#### [What the task requires]
Print out every record exactly as it appears.

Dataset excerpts
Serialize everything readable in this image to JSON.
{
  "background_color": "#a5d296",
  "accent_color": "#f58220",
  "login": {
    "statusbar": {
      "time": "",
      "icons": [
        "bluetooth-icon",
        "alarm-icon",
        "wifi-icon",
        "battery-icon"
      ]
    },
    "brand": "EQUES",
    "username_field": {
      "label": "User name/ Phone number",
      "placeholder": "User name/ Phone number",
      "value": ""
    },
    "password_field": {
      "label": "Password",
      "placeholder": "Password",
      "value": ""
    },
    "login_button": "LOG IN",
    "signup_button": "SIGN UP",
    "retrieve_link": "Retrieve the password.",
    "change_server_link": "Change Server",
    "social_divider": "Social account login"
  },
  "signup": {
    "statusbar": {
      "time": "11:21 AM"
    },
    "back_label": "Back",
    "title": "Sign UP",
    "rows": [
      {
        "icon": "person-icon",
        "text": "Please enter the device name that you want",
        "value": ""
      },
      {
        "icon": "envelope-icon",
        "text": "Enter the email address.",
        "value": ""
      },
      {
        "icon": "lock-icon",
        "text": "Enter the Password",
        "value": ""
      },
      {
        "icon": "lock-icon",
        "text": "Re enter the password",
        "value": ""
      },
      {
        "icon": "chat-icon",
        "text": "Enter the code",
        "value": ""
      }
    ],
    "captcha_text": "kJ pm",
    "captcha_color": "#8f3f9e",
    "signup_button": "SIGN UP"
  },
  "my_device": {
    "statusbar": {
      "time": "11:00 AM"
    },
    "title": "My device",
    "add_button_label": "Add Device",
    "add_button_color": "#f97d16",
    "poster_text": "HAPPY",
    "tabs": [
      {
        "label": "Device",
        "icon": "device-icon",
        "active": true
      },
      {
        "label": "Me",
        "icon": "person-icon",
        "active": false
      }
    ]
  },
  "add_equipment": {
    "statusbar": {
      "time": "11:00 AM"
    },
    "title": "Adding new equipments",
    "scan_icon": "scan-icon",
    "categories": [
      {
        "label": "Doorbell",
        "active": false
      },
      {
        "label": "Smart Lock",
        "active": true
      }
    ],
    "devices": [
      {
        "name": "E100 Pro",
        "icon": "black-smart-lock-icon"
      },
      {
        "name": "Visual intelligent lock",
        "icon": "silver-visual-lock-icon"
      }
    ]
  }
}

#### [Reply]
Serialize everything readable in this image to JSON.
{
  "background_color": "#a5d296",
  "accent_color": "#f58220",
  "login": {
    "statusbar": {
      "time": "",
      "icons": [
        "bluetooth-icon",
        "alarm-icon",
        "wifi-icon",
        "battery-icon"
      ]
    },
    "brand": "EQUES",
    "username_field": {
      "label": "User name/ Phone number",
      "placeholder": "User name/ Phone number",
      "value": ""
    },
    "password_field": {
      "label": "Password",
      "placeholder": "Password",
      "value": ""
    },
    "login_button": "LOG IN",
    "signup_button": "SIGN UP",
    "retrieve_link": "Retrieve the password.",
    "change_server_link": "Change Server",
    "social_divider": "Social account login"
  },
  "signup": {
    "statusbar": {
      "time": "11:21 AM"
    },
    "back_label": "Back",
    "title": "Sign UP",
    "rows": [
      {
        "icon": "person-icon",
        "text": "Please enter the device name that you want",
        "value": ""
      },
      {
        "icon": "envelope-icon",
        "text": "Enter the email address.",
        "value": ""
      },
      {
        "icon": "lock-icon",
        "text": "Enter the Password",
        "value": ""
      },
      {
        "icon": "lock-icon",
        "text": "Re enter the password",
        "value": ""
      },
      {
        "icon": "chat-icon",
        "text": "Enter the code",
        "value": ""
      }
    ],
    "captcha_text": "kJ pm",
    "captcha_color": "#8f3f9e",
    "signup_button": "SIGN UP"
  },
  "my_device": {
    "statusbar": {
      "time": "11:00 AM"
    },
    "title": "My device",
    "add_button_label": "Add Device",
    "add_button_color": "#f97d16",
    "poster_text": "HAPPY",
    "tabs": [
      {
        "label": "Device",
        "icon": "device-icon",
        "active": true
      },
      {
        "label": "Me",
        "icon": "person-icon",
        "active": false
      }
    ]
  },
  "add_equipment": {
    "statusbar": {
      "time": "11:00 AM"
    },
    "title": "Adding new equipments",
    "scan_icon": "scan-icon",
    "categories": [
      {
        "label": "Doorbell",
        "active": false
      },
      {
        "label": "Smart Lock",
        "active": true
      }
    ],
    "devices": [
      {
        "name": "E100 Pro",
        "icon": "black-smart-lock-icon"
      },
      {
        "name": "Visual intelligent lock",
        "icon": "silver-visual-lock-icon"
      }
    ]
  }
}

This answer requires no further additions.